[Data items]

━━━━━━━━━━

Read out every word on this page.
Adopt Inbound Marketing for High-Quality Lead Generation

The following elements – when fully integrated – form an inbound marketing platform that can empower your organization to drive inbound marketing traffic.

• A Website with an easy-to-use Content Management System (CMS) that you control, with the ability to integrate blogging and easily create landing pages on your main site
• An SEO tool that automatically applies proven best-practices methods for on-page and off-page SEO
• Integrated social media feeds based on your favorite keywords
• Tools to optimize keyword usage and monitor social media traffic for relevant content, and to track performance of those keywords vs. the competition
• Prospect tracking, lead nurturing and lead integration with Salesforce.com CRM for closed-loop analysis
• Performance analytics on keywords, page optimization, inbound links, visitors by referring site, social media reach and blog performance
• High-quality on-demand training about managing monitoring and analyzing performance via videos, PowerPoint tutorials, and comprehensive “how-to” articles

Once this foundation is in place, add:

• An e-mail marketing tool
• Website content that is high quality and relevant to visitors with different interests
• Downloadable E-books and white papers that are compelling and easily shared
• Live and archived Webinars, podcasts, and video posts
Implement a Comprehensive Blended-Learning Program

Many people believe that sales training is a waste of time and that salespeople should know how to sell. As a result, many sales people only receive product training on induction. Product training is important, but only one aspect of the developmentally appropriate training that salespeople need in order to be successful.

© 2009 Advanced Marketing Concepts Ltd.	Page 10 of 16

━━━━━━━━━━

(Work to complete)
Copy out each line exactly as written.

(Output for this task)
Read out every word on this page.
Adopt Inbound Marketing for High-Quality Lead Generation

The following elements – when fully integrated – form an inbound marketing platform that can empower your organization to drive inbound marketing traffic.

• A Website with an easy-to-use Content Management System (CMS) that you control, with the ability to integrate blogging and easily create landing pages on your main site
• An SEO tool that automatically applies proven best-practices methods for on-page and off-page SEO
• Integrated social media feeds based on your favorite keywords
• Tools to optimize keyword usage and monitor social media traffic for relevant content, and to track performance of those keywords vs. the competition
• Prospect tracking, lead nurturing and lead integration with Salesforce.com CRM for closed-loop analysis
• Performance analytics on keywords, page optimization, inbound links, visitors by referring site, social media reach and blog performance
• High-quality on-demand training about managing monitoring and analyzing performance via videos, PowerPoint tutorials, and comprehensive “how-to” articles

Once this foundation is in place, add:

• An e-mail marketing tool
• Website content that is high quality and relevant to visitors with different interests
• Downloadable E-books and white papers that are compelling and easily shared
• Live and archived Webinars, podcasts, and video posts
Implement a Comprehensive Blended-Learning Program

Many people believe that sales training is a waste of time and that salespeople should know how to sell. As a result, many sales people only receive product training on induction. Product training is important, but only one aspect of the developmentally appropriate training that salespeople need in order to be successful.

© 2009 Advanced Marketing Concepts Ltd.	Page 10 of 16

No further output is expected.